■ **Data section**:
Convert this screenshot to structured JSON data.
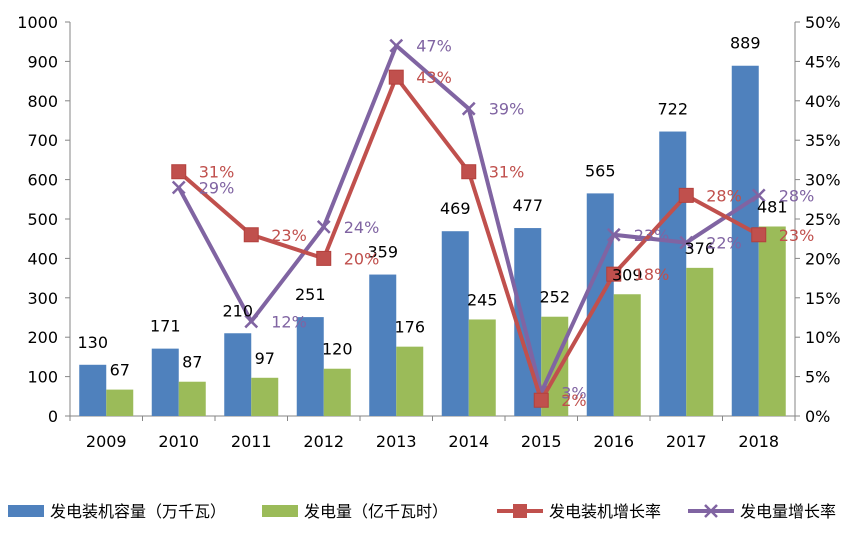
{
  "chart_data": {
    "type": "bar",
    "title": "",
    "xlabel": "",
    "ylabel": "",
    "y2label": "",
    "categories": [
      "2009",
      "2010",
      "2011",
      "2012",
      "2013",
      "2014",
      "2015",
      "2016",
      "2017",
      "2018"
    ],
    "ylim": [
      0,
      1000
    ],
    "y_ticks": [
      "0",
      "100",
      "200",
      "300",
      "400",
      "500",
      "600",
      "700",
      "800",
      "900",
      "1000"
    ],
    "y2lim": [
      0,
      50
    ],
    "y2_ticks": [
      "0%",
      "5%",
      "10%",
      "15%",
      "20%",
      "25%",
      "30%",
      "35%",
      "40%",
      "45%",
      "50%"
    ],
    "series": [
      {
        "name": "发电装机容量（万千瓦）",
        "type": "bar",
        "axis": "left",
        "color": "#4f81bd",
        "values": [
          130,
          171,
          210,
          251,
          359,
          469,
          477,
          565,
          722,
          889
        ],
        "labels": [
          "130",
          "171",
          "210",
          "251",
          "359",
          "469",
          "477",
          "565",
          "722",
          "889"
        ]
      },
      {
        "name": "发电量（亿千瓦时）",
        "type": "bar",
        "axis": "left",
        "color": "#9bbb59",
        "values": [
          67,
          87,
          97,
          120,
          176,
          245,
          252,
          309,
          376,
          481
        ],
        "labels": [
          "67",
          "87",
          "97",
          "120",
          "176",
          "245",
          "252",
          "309",
          "376",
          "481"
        ]
      },
      {
        "name": "发电装机增长率",
        "type": "line",
        "axis": "right",
        "marker": "square",
        "color": "#c0504d",
        "values": [
          null,
          31,
          23,
          20,
          43,
          31,
          2,
          18,
          28,
          23
        ],
        "labels": [
          "",
          "31%",
          "23%",
          "20%",
          "43%",
          "31%",
          "2%",
          "18%",
          "28%",
          "23%"
        ]
      },
      {
        "name": "发电量增长率",
        "type": "line",
        "axis": "right",
        "marker": "x",
        "color": "#8064a2",
        "values": [
          null,
          29,
          12,
          24,
          47,
          39,
          3,
          23,
          22,
          28
        ],
        "labels": [
          "",
          "29%",
          "12%",
          "24%",
          "47%",
          "39%",
          "3%",
          "23%",
          "22%",
          "28%"
        ]
      }
    ],
    "legend": "bottom",
    "grid": false
  }
}
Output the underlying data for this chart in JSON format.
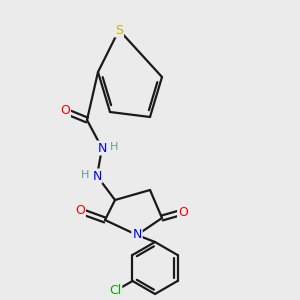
{
  "bg_color": "#ebebeb",
  "atom_colors": {
    "S": "#c8b400",
    "O": "#ff0000",
    "N": "#0000ff",
    "Cl": "#00aa00",
    "C": "#000000",
    "H": "#5f9ea0"
  },
  "bond_color": "#1a1a1a",
  "bond_lw": 1.6,
  "figsize": [
    3.0,
    3.0
  ],
  "dpi": 100
}
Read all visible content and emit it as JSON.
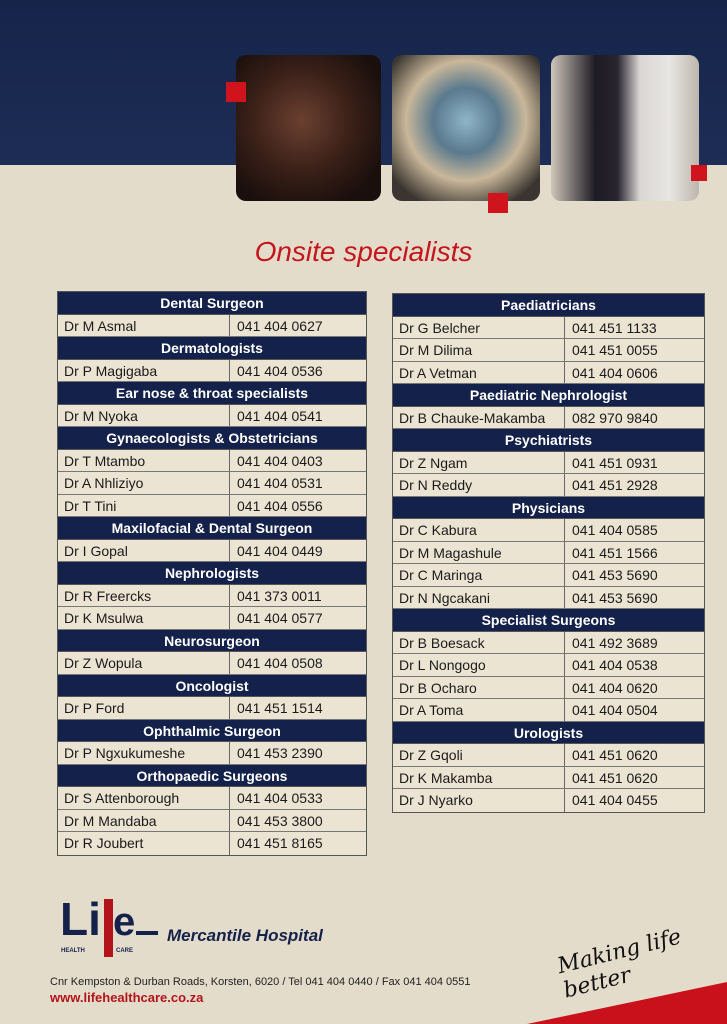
{
  "title": "Onsite specialists",
  "colors": {
    "navy": "#14214a",
    "red": "#c4161c",
    "paper": "#e4dccb"
  },
  "tables": {
    "left": [
      {
        "title": "Dental Surgeon",
        "rows": [
          [
            "Dr M Asmal",
            "041 404 0627"
          ]
        ]
      },
      {
        "title": "Dermatologists",
        "rows": [
          [
            "Dr P Magigaba",
            "041 404 0536"
          ]
        ]
      },
      {
        "title": "Ear nose & throat specialists",
        "rows": [
          [
            "Dr M Nyoka",
            "041 404 0541"
          ]
        ]
      },
      {
        "title": "Gynaecologists & Obstetricians",
        "rows": [
          [
            "Dr T Mtambo",
            "041 404 0403"
          ],
          [
            "Dr A Nhliziyo",
            "041 404 0531"
          ],
          [
            "Dr T Tini",
            "041 404 0556"
          ]
        ]
      },
      {
        "title": "Maxilofacial & Dental Surgeon",
        "rows": [
          [
            "Dr I Gopal",
            "041 404 0449"
          ]
        ]
      },
      {
        "title": "Nephrologists",
        "rows": [
          [
            "Dr R Freercks",
            "041 373 0011"
          ],
          [
            "Dr K Msulwa",
            "041 404 0577"
          ]
        ]
      },
      {
        "title": "Neurosurgeon",
        "rows": [
          [
            "Dr Z Wopula",
            "041 404 0508"
          ]
        ]
      },
      {
        "title": "Oncologist",
        "rows": [
          [
            "Dr P Ford",
            "041 451 1514"
          ]
        ]
      },
      {
        "title": "Ophthalmic Surgeon",
        "rows": [
          [
            "Dr P Ngxukumeshe",
            "041 453 2390"
          ]
        ]
      },
      {
        "title": "Orthopaedic Surgeons",
        "rows": [
          [
            "Dr S Attenborough",
            "041 404 0533"
          ],
          [
            "Dr M Mandaba",
            "041 453 3800"
          ],
          [
            "Dr R Joubert",
            "041 451 8165"
          ]
        ]
      }
    ],
    "right": [
      {
        "title": "Paediatricians",
        "rows": [
          [
            "Dr G Belcher",
            "041 451 1133"
          ],
          [
            "Dr M Dilima",
            "041 451 0055"
          ],
          [
            "Dr A Vetman",
            "041 404 0606"
          ]
        ]
      },
      {
        "title": "Paediatric Nephrologist",
        "rows": [
          [
            "Dr B Chauke-Makamba",
            "082 970 9840"
          ]
        ]
      },
      {
        "title": "Psychiatrists",
        "rows": [
          [
            "Dr Z Ngam",
            "041 451 0931"
          ],
          [
            "Dr N Reddy",
            "041 451 2928"
          ]
        ]
      },
      {
        "title": "Physicians",
        "rows": [
          [
            "Dr C Kabura",
            "041 404 0585"
          ],
          [
            "Dr M Magashule",
            "041 451 1566"
          ],
          [
            "Dr C Maringa",
            "041 453 5690"
          ],
          [
            "Dr N Ngcakani",
            "041 453 5690"
          ]
        ]
      },
      {
        "title": "Specialist Surgeons",
        "rows": [
          [
            "Dr B Boesack",
            "041 492 3689"
          ],
          [
            "Dr L Nongogo",
            "041 404 0538"
          ],
          [
            "Dr B Ocharo",
            "041 404 0620"
          ],
          [
            "Dr A Toma",
            "041 404 0504"
          ]
        ]
      },
      {
        "title": "Urologists",
        "rows": [
          [
            "Dr Z Gqoli",
            "041 451 0620"
          ],
          [
            "Dr K Makamba",
            "041 451 0620"
          ],
          [
            "Dr J Nyarko",
            "041 404 0455"
          ]
        ]
      }
    ]
  },
  "footer": {
    "logo_text": "Life HEALTH CARE",
    "hospital": "Mercantile Hospital",
    "address": "Cnr Kempston & Durban Roads, Korsten, 6020 / Tel 041 404 0440 / Fax 041 404 0551",
    "website": "www.lifehealthcare.co.za",
    "slogan": "Making life better"
  }
}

■ **Problem to work on**: Leaving aside the images, write out the entries above word for word.

■ **Task response**:
Convert this screenshot to structured JSON data.
{
  "chart_data": {
    "type": "bar",
    "title": "",
    "xlabel": "",
    "ylabel": "",
    "y2label": "",
    "categories": [
      "2009",
      "2010",
      "2011",
      "2012",
      "2013",
      "2014",
      "2015",
      "2016",
      "2017",
      "2018"
    ],
    "ylim": [
      0,
      1000
    ],
    "y_ticks": [
      "0",
      "100",
      "200",
      "300",
      "400",
      "500",
      "600",
      "700",
      "800",
      "900",
      "1000"
    ],
    "y2lim": [
      0,
      50
    ],
    "y2_ticks": [
      "0%",
      "5%",
      "10%",
      "15%",
      "20%",
      "25%",
      "30%",
      "35%",
      "40%",
      "45%",
      "50%"
    ],
    "series": [
      {
        "name": "发电装机容量（万千瓦）",
        "type": "bar",
        "axis": "left",
        "color": "#4f81bd",
        "values": [
          130,
          171,
          210,
          251,
          359,
          469,
          477,
          565,
          722,
          889
        ],
        "labels": [
          "130",
          "171",
          "210",
          "251",
          "359",
          "469",
          "477",
          "565",
          "722",
          "889"
        ]
      },
      {
        "name": "发电量（亿千瓦时）",
        "type": "bar",
        "axis": "left",
        "color": "#9bbb59",
        "values": [
          67,
          87,
          97,
          120,
          176,
          245,
          252,
          309,
          376,
          481
        ],
        "labels": [
          "67",
          "87",
          "97",
          "120",
          "176",
          "245",
          "252",
          "309",
          "376",
          "481"
        ]
      },
      {
        "name": "发电装机增长率",
        "type": "line",
        "axis": "right",
        "marker": "square",
        "color": "#c0504d",
        "values": [
          null,
          31,
          23,
          20,
          43,
          31,
          2,
          18,
          28,
          23
        ],
        "labels": [
          "",
          "31%",
          "23%",
          "20%",
          "43%",
          "31%",
          "2%",
          "18%",
          "28%",
          "23%"
        ]
      },
      {
        "name": "发电量增长率",
        "type": "line",
        "axis": "right",
        "marker": "x",
        "color": "#8064a2",
        "values": [
          null,
          29,
          12,
          24,
          47,
          39,
          3,
          23,
          22,
          28
        ],
        "labels": [
          "",
          "29%",
          "12%",
          "24%",
          "47%",
          "39%",
          "3%",
          "23%",
          "22%",
          "28%"
        ]
      }
    ],
    "legend": "bottom",
    "grid": false
  }
}
Output the underlying data for this chart in JSON format.
{
  "bg_color": "#ebebeb",
  "atom_colors": {
    "S": "#c8b400",
    "O": "#ff0000",
    "N": "#0000ff",
    "Cl": "#00aa00",
    "C": "#000000",
    "H": "#5f9ea0"
  },
  "bond_color": "#1a1a1a",
  "bond_lw": 1.6,
  "figsize": [
    3.0,
    3.0
  ],
  "dpi": 100
}
Read all visible content and emit it as JSON.
{
  "title": "Onsite specialists",
  "colors": {
    "navy": "#14214a",
    "red": "#c4161c",
    "paper": "#e4dccb"
  },
  "tables": {
    "left": [
      {
        "title": "Dental Surgeon",
        "rows": [
          [
            "Dr M Asmal",
            "041 404 0627"
          ]
        ]
      },
      {
        "title": "Dermatologists",
        "rows": [
          [
            "Dr P Magigaba",
            "041 404 0536"
          ]
        ]
      },
      {
        "title": "Ear nose & throat specialists",
        "rows": [
          [
            "Dr M Nyoka",
            "041 404 0541"
          ]
        ]
      },
      {
        "title": "Gynaecologists & Obstetricians",
        "rows": [
          [
            "Dr T Mtambo",
            "041 404 0403"
          ],
          [
            "Dr A Nhliziyo",
            "041 404 0531"
          ],
          [
            "Dr T Tini",
            "041 404 0556"
          ]
        ]
      },
      {
        "title": "Maxilofacial & Dental Surgeon",
        "rows": [
          [
            "Dr I Gopal",
            "041 404 0449"
          ]
        ]
      },
      {
        "title": "Nephrologists",
        "rows": [
          [
            "Dr R Freercks",
            "041 373 0011"
          ],
          [
            "Dr K Msulwa",
            "041 404 0577"
          ]
        ]
      },
      {
        "title": "Neurosurgeon",
        "rows": [
          [
            "Dr Z Wopula",
            "041 404 0508"
          ]
        ]
      },
      {
        "title": "Oncologist",
        "rows": [
          [
            "Dr P Ford",
            "041 451 1514"
          ]
        ]
      },
      {
        "title": "Ophthalmic Surgeon",
        "rows": [
          [
            "Dr P Ngxukumeshe",
            "041 453 2390"
          ]
        ]
      },
      {
        "title": "Orthopaedic Surgeons",
        "rows": [
          [
            "Dr S Attenborough",
            "041 404 0533"
          ],
          [
            "Dr M Mandaba",
            "041 453 3800"
          ],
          [
            "Dr R Joubert",
            "041 451 8165"
          ]
        ]
      }
    ],
    "right": [
      {
        "title": "Paediatricians",
        "rows": [
          [
            "Dr G Belcher",
            "041 451 1133"
          ],
          [
            "Dr M Dilima",
            "041 451 0055"
          ],
          [
            "Dr A Vetman",
            "041 404 0606"
          ]
        ]
      },
      {
        "title": "Paediatric Nephrologist",
        "rows": [
          [
            "Dr B Chauke-Makamba",
            "082 970 9840"
          ]
        ]
      },
      {
        "title": "Psychiatrists",
        "rows": [
          [
            "Dr Z Ngam",
            "041 451 0931"
          ],
          [
            "Dr N Reddy",
            "041 451 2928"
          ]
        ]
      },
      {
        "title": "Physicians",
        "rows": [
          [
            "Dr C Kabura",
            "041 404 0585"
          ],
          [
            "Dr M Magashule",
            "041 451 1566"
          ],
          [
            "Dr C Maringa",
            "041 453 5690"
          ],
          [
            "Dr N Ngcakani",
            "041 453 5690"
          ]
        ]
      },
      {
        "title": "Specialist Surgeons",
        "rows": [
          [
            "Dr B Boesack",
            "041 492 3689"
          ],
          [
            "Dr L Nongogo",
            "041 404 0538"
          ],
          [
            "Dr B Ocharo",
            "041 404 0620"
          ],
          [
            "Dr A Toma",
            "041 404 0504"
          ]
        ]
      },
      {
        "title": "Urologists",
        "rows": [
          [
            "Dr Z Gqoli",
            "041 451 0620"
          ],
          [
            "Dr K Makamba",
            "041 451 0620"
          ],
          [
            "Dr J Nyarko",
            "041 404 0455"
          ]
        ]
      }
    ]
  },
  "footer": {
    "logo_text": "Life HEALTH CARE",
    "hospital": "Mercantile Hospital",
    "address": "Cnr Kempston & Durban Roads, Korsten, 6020 / Tel 041 404 0440 / Fax 041 404 0551",
    "website": "www.lifehealthcare.co.za",
    "slogan": "Making life better"
  }
}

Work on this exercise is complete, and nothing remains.